[Rows from a collection]

* start *

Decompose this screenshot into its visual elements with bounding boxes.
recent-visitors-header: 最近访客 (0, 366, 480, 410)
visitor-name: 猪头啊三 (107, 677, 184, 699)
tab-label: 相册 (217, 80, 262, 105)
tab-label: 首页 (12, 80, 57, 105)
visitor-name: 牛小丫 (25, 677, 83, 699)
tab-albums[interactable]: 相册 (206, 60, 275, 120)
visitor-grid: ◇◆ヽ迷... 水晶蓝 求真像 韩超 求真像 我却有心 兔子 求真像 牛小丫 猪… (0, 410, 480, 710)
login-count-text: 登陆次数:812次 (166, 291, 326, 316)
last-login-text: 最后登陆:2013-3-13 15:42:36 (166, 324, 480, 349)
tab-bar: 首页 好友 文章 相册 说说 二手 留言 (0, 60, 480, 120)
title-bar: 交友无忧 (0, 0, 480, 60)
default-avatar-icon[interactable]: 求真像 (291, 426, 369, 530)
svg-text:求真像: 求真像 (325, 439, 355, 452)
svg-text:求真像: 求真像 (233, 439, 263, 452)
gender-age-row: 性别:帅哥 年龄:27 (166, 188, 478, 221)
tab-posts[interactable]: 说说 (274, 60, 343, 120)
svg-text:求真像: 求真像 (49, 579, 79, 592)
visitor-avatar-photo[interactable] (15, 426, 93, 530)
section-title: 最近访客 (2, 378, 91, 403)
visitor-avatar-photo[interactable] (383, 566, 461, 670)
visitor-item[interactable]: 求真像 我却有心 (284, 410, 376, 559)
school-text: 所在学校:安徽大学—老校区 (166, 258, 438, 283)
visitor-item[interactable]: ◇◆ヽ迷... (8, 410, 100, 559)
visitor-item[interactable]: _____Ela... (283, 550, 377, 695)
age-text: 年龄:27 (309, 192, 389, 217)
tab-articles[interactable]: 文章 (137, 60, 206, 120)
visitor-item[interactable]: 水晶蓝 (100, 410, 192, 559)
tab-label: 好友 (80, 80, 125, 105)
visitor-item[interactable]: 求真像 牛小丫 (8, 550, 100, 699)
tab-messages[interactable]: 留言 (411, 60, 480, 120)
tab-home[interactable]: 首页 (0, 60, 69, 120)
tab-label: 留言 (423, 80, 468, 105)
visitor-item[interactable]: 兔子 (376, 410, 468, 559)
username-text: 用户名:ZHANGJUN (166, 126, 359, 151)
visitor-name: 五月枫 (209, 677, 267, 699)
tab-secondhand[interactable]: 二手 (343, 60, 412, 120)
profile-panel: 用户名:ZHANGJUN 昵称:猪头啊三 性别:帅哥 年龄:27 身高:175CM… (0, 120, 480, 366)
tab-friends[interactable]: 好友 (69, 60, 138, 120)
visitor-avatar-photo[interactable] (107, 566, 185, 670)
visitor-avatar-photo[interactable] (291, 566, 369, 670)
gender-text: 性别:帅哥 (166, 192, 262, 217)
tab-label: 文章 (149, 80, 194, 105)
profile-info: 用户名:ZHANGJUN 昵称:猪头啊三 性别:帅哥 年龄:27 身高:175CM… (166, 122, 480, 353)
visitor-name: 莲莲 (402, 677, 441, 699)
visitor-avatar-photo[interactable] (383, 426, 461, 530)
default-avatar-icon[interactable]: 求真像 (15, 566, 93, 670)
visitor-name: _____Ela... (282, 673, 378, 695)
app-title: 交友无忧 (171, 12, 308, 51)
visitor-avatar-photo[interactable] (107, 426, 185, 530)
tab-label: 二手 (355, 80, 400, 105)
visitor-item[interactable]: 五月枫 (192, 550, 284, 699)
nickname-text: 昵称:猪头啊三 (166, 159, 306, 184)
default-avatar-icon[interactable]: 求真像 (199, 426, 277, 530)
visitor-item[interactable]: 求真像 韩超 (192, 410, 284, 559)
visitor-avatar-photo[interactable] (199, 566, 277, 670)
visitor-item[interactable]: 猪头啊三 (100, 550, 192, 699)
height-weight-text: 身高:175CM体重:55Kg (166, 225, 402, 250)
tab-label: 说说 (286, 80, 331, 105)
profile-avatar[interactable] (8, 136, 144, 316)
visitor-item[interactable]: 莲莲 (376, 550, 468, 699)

* end *

» Requirements
Reproduce every row above verbatim, line for line.

» Solution to this exercise
Decompose this screenshot into its visual elements with bounding boxes.
recent-visitors-header: 最近访客 (0, 366, 480, 410)
visitor-name: 猪头啊三 (107, 677, 184, 699)
tab-label: 相册 (217, 80, 262, 105)
tab-label: 首页 (12, 80, 57, 105)
visitor-name: 牛小丫 (25, 677, 83, 699)
tab-albums[interactable]: 相册 (206, 60, 275, 120)
visitor-grid: ◇◆ヽ迷... 水晶蓝 求真像 韩超 求真像 我却有心 兔子 求真像 牛小丫 猪… (0, 410, 480, 710)
login-count-text: 登陆次数:812次 (166, 291, 326, 316)
last-login-text: 最后登陆:2013-3-13 15:42:36 (166, 324, 480, 349)
tab-bar: 首页 好友 文章 相册 说说 二手 留言 (0, 60, 480, 120)
title-bar: 交友无忧 (0, 0, 480, 60)
default-avatar-icon[interactable]: 求真像 (291, 426, 369, 530)
svg-text:求真像: 求真像 (325, 439, 355, 452)
svg-text:求真像: 求真像 (233, 439, 263, 452)
gender-age-row: 性别:帅哥 年龄:27 (166, 188, 478, 221)
tab-posts[interactable]: 说说 (274, 60, 343, 120)
svg-text:求真像: 求真像 (49, 579, 79, 592)
visitor-avatar-photo[interactable] (15, 426, 93, 530)
section-title: 最近访客 (2, 378, 91, 403)
visitor-avatar-photo[interactable] (383, 566, 461, 670)
visitor-item[interactable]: 求真像 我却有心 (284, 410, 376, 559)
school-text: 所在学校:安徽大学—老校区 (166, 258, 438, 283)
visitor-item[interactable]: ◇◆ヽ迷... (8, 410, 100, 559)
visitor-item[interactable]: _____Ela... (283, 550, 377, 695)
age-text: 年龄:27 (309, 192, 389, 217)
tab-articles[interactable]: 文章 (137, 60, 206, 120)
visitor-item[interactable]: 水晶蓝 (100, 410, 192, 559)
tab-label: 好友 (80, 80, 125, 105)
visitor-item[interactable]: 求真像 牛小丫 (8, 550, 100, 699)
tab-messages[interactable]: 留言 (411, 60, 480, 120)
tab-home[interactable]: 首页 (0, 60, 69, 120)
tab-label: 留言 (423, 80, 468, 105)
visitor-item[interactable]: 兔子 (376, 410, 468, 559)
username-text: 用户名:ZHANGJUN (166, 126, 359, 151)
visitor-name: 五月枫 (209, 677, 267, 699)
tab-secondhand[interactable]: 二手 (343, 60, 412, 120)
profile-panel: 用户名:ZHANGJUN 昵称:猪头啊三 性别:帅哥 年龄:27 身高:175CM… (0, 120, 480, 366)
tab-friends[interactable]: 好友 (69, 60, 138, 120)
visitor-avatar-photo[interactable] (107, 566, 185, 670)
visitor-avatar-photo[interactable] (291, 566, 369, 670)
gender-text: 性别:帅哥 (166, 192, 262, 217)
tab-label: 文章 (149, 80, 194, 105)
profile-info: 用户名:ZHANGJUN 昵称:猪头啊三 性别:帅哥 年龄:27 身高:175CM… (166, 122, 480, 353)
visitor-name: 莲莲 (402, 677, 441, 699)
visitor-avatar-photo[interactable] (383, 426, 461, 530)
default-avatar-icon[interactable]: 求真像 (15, 566, 93, 670)
visitor-name: _____Ela... (282, 673, 378, 695)
app-title: 交友无忧 (171, 12, 308, 51)
visitor-avatar-photo[interactable] (107, 426, 185, 530)
tab-label: 二手 (355, 80, 400, 105)
visitor-item[interactable]: 五月枫 (192, 550, 284, 699)
nickname-text: 昵称:猪头啊三 (166, 159, 306, 184)
default-avatar-icon[interactable]: 求真像 (199, 426, 277, 530)
visitor-item[interactable]: 求真像 韩超 (192, 410, 284, 559)
visitor-avatar-photo[interactable] (199, 566, 277, 670)
visitor-item[interactable]: 猪头啊三 (100, 550, 192, 699)
height-weight-text: 身高:175CM体重:55Kg (166, 225, 402, 250)
tab-label: 说说 (286, 80, 331, 105)
profile-avatar[interactable] (8, 136, 144, 316)
visitor-item[interactable]: 莲莲 (376, 550, 468, 699)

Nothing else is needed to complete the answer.